Task directions:
From the listing below, extract each entry exactly as written, minus the images.

(Stored data entries)
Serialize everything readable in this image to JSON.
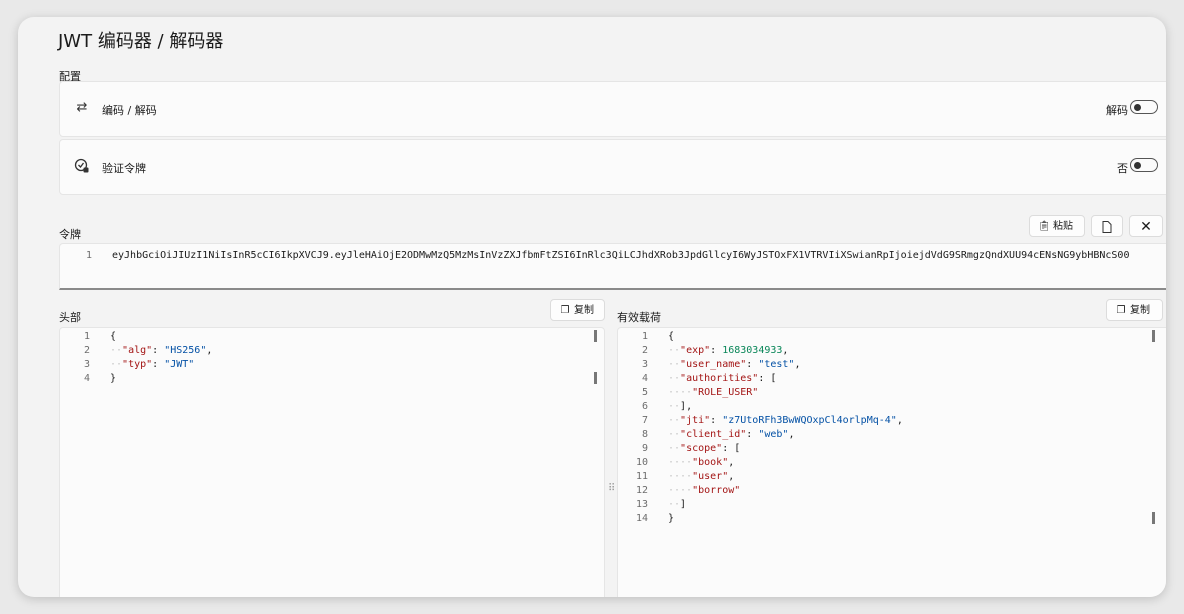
{
  "app": {
    "title": "JWT 编码器 / 解码器"
  },
  "config": {
    "section_label": "配置",
    "encode_decode": {
      "icon": "arrows-swap-icon",
      "label": "编码 / 解码",
      "state": "解码",
      "toggle_on": false
    },
    "verify_token": {
      "icon": "check-badge-icon",
      "label": "验证令牌",
      "state": "否",
      "toggle_on": false
    }
  },
  "token": {
    "section_label": "令牌",
    "paste_label": "粘贴",
    "line_number": "1",
    "value": "eyJhbGciOiJIUzI1NiIsInR5cCI6IkpXVCJ9.eyJleHAiOjE2ODMwMzQ5MzMsInVzZXJfbmFtZSI6InRlc3QiLCJhdXRob3JpdGllcyI6WyJSTOxFX1VTRVIiXSwianRpIjoiejdVdG9SRmgzQndXUU94cENsNG9ybHBNcS00"
  },
  "header": {
    "section_label": "头部",
    "copy_label": "复制",
    "lines": [
      {
        "n": "1",
        "indent": 0,
        "parts": [
          [
            "p",
            "{"
          ]
        ]
      },
      {
        "n": "2",
        "indent": 1,
        "parts": [
          [
            "k",
            "\"alg\""
          ],
          [
            "p",
            ": "
          ],
          [
            "s",
            "\"HS256\""
          ],
          [
            "p",
            ","
          ]
        ]
      },
      {
        "n": "3",
        "indent": 1,
        "parts": [
          [
            "k",
            "\"typ\""
          ],
          [
            "p",
            ": "
          ],
          [
            "s",
            "\"JWT\""
          ]
        ]
      },
      {
        "n": "4",
        "indent": 0,
        "parts": [
          [
            "p",
            "}"
          ]
        ]
      }
    ]
  },
  "payload": {
    "section_label": "有效载荷",
    "copy_label": "复制",
    "lines": [
      {
        "n": "1",
        "indent": 0,
        "parts": [
          [
            "p",
            "{"
          ]
        ]
      },
      {
        "n": "2",
        "indent": 1,
        "parts": [
          [
            "k",
            "\"exp\""
          ],
          [
            "p",
            ": "
          ],
          [
            "num",
            "1683034933"
          ],
          [
            "p",
            ","
          ]
        ]
      },
      {
        "n": "3",
        "indent": 1,
        "parts": [
          [
            "k",
            "\"user_name\""
          ],
          [
            "p",
            ": "
          ],
          [
            "s",
            "\"test\""
          ],
          [
            "p",
            ","
          ]
        ]
      },
      {
        "n": "4",
        "indent": 1,
        "parts": [
          [
            "k",
            "\"authorities\""
          ],
          [
            "p",
            ": ["
          ]
        ]
      },
      {
        "n": "5",
        "indent": 2,
        "parts": [
          [
            "k",
            "\"ROLE_USER\""
          ]
        ]
      },
      {
        "n": "6",
        "indent": 1,
        "parts": [
          [
            "p",
            "],"
          ]
        ]
      },
      {
        "n": "7",
        "indent": 1,
        "parts": [
          [
            "k",
            "\"jti\""
          ],
          [
            "p",
            ": "
          ],
          [
            "s",
            "\"z7UtoRFh3BwWQOxpCl4orlpMq-4\""
          ],
          [
            "p",
            ","
          ]
        ]
      },
      {
        "n": "8",
        "indent": 1,
        "parts": [
          [
            "k",
            "\"client_id\""
          ],
          [
            "p",
            ": "
          ],
          [
            "s",
            "\"web\""
          ],
          [
            "p",
            ","
          ]
        ]
      },
      {
        "n": "9",
        "indent": 1,
        "parts": [
          [
            "k",
            "\"scope\""
          ],
          [
            "p",
            ": ["
          ]
        ]
      },
      {
        "n": "10",
        "indent": 2,
        "parts": [
          [
            "k",
            "\"book\""
          ],
          [
            "p",
            ","
          ]
        ]
      },
      {
        "n": "11",
        "indent": 2,
        "parts": [
          [
            "k",
            "\"user\""
          ],
          [
            "p",
            ","
          ]
        ]
      },
      {
        "n": "12",
        "indent": 2,
        "parts": [
          [
            "k",
            "\"borrow\""
          ]
        ]
      },
      {
        "n": "13",
        "indent": 1,
        "parts": [
          [
            "p",
            "]"
          ]
        ]
      },
      {
        "n": "14",
        "indent": 0,
        "parts": [
          [
            "p",
            "}"
          ]
        ]
      }
    ]
  }
}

Written response:
Serialize everything readable in this image to JSON.
{
  "app": {
    "title": "JWT 编码器 / 解码器"
  },
  "config": {
    "section_label": "配置",
    "encode_decode": {
      "icon": "arrows-swap-icon",
      "label": "编码 / 解码",
      "state": "解码",
      "toggle_on": false
    },
    "verify_token": {
      "icon": "check-badge-icon",
      "label": "验证令牌",
      "state": "否",
      "toggle_on": false
    }
  },
  "token": {
    "section_label": "令牌",
    "paste_label": "粘贴",
    "line_number": "1",
    "value": "eyJhbGciOiJIUzI1NiIsInR5cCI6IkpXVCJ9.eyJleHAiOjE2ODMwMzQ5MzMsInVzZXJfbmFtZSI6InRlc3QiLCJhdXRob3JpdGllcyI6WyJSTOxFX1VTRVIiXSwianRpIjoiejdVdG9SRmgzQndXUU94cENsNG9ybHBNcS00"
  },
  "header": {
    "section_label": "头部",
    "copy_label": "复制",
    "lines": [
      {
        "n": "1",
        "indent": 0,
        "parts": [
          [
            "p",
            "{"
          ]
        ]
      },
      {
        "n": "2",
        "indent": 1,
        "parts": [
          [
            "k",
            "\"alg\""
          ],
          [
            "p",
            ": "
          ],
          [
            "s",
            "\"HS256\""
          ],
          [
            "p",
            ","
          ]
        ]
      },
      {
        "n": "3",
        "indent": 1,
        "parts": [
          [
            "k",
            "\"typ\""
          ],
          [
            "p",
            ": "
          ],
          [
            "s",
            "\"JWT\""
          ]
        ]
      },
      {
        "n": "4",
        "indent": 0,
        "parts": [
          [
            "p",
            "}"
          ]
        ]
      }
    ]
  },
  "payload": {
    "section_label": "有效载荷",
    "copy_label": "复制",
    "lines": [
      {
        "n": "1",
        "indent": 0,
        "parts": [
          [
            "p",
            "{"
          ]
        ]
      },
      {
        "n": "2",
        "indent": 1,
        "parts": [
          [
            "k",
            "\"exp\""
          ],
          [
            "p",
            ": "
          ],
          [
            "num",
            "1683034933"
          ],
          [
            "p",
            ","
          ]
        ]
      },
      {
        "n": "3",
        "indent": 1,
        "parts": [
          [
            "k",
            "\"user_name\""
          ],
          [
            "p",
            ": "
          ],
          [
            "s",
            "\"test\""
          ],
          [
            "p",
            ","
          ]
        ]
      },
      {
        "n": "4",
        "indent": 1,
        "parts": [
          [
            "k",
            "\"authorities\""
          ],
          [
            "p",
            ": ["
          ]
        ]
      },
      {
        "n": "5",
        "indent": 2,
        "parts": [
          [
            "k",
            "\"ROLE_USER\""
          ]
        ]
      },
      {
        "n": "6",
        "indent": 1,
        "parts": [
          [
            "p",
            "],"
          ]
        ]
      },
      {
        "n": "7",
        "indent": 1,
        "parts": [
          [
            "k",
            "\"jti\""
          ],
          [
            "p",
            ": "
          ],
          [
            "s",
            "\"z7UtoRFh3BwWQOxpCl4orlpMq-4\""
          ],
          [
            "p",
            ","
          ]
        ]
      },
      {
        "n": "8",
        "indent": 1,
        "parts": [
          [
            "k",
            "\"client_id\""
          ],
          [
            "p",
            ": "
          ],
          [
            "s",
            "\"web\""
          ],
          [
            "p",
            ","
          ]
        ]
      },
      {
        "n": "9",
        "indent": 1,
        "parts": [
          [
            "k",
            "\"scope\""
          ],
          [
            "p",
            ": ["
          ]
        ]
      },
      {
        "n": "10",
        "indent": 2,
        "parts": [
          [
            "k",
            "\"book\""
          ],
          [
            "p",
            ","
          ]
        ]
      },
      {
        "n": "11",
        "indent": 2,
        "parts": [
          [
            "k",
            "\"user\""
          ],
          [
            "p",
            ","
          ]
        ]
      },
      {
        "n": "12",
        "indent": 2,
        "parts": [
          [
            "k",
            "\"borrow\""
          ]
        ]
      },
      {
        "n": "13",
        "indent": 1,
        "parts": [
          [
            "p",
            "]"
          ]
        ]
      },
      {
        "n": "14",
        "indent": 0,
        "parts": [
          [
            "p",
            "}"
          ]
        ]
      }
    ]
  }
}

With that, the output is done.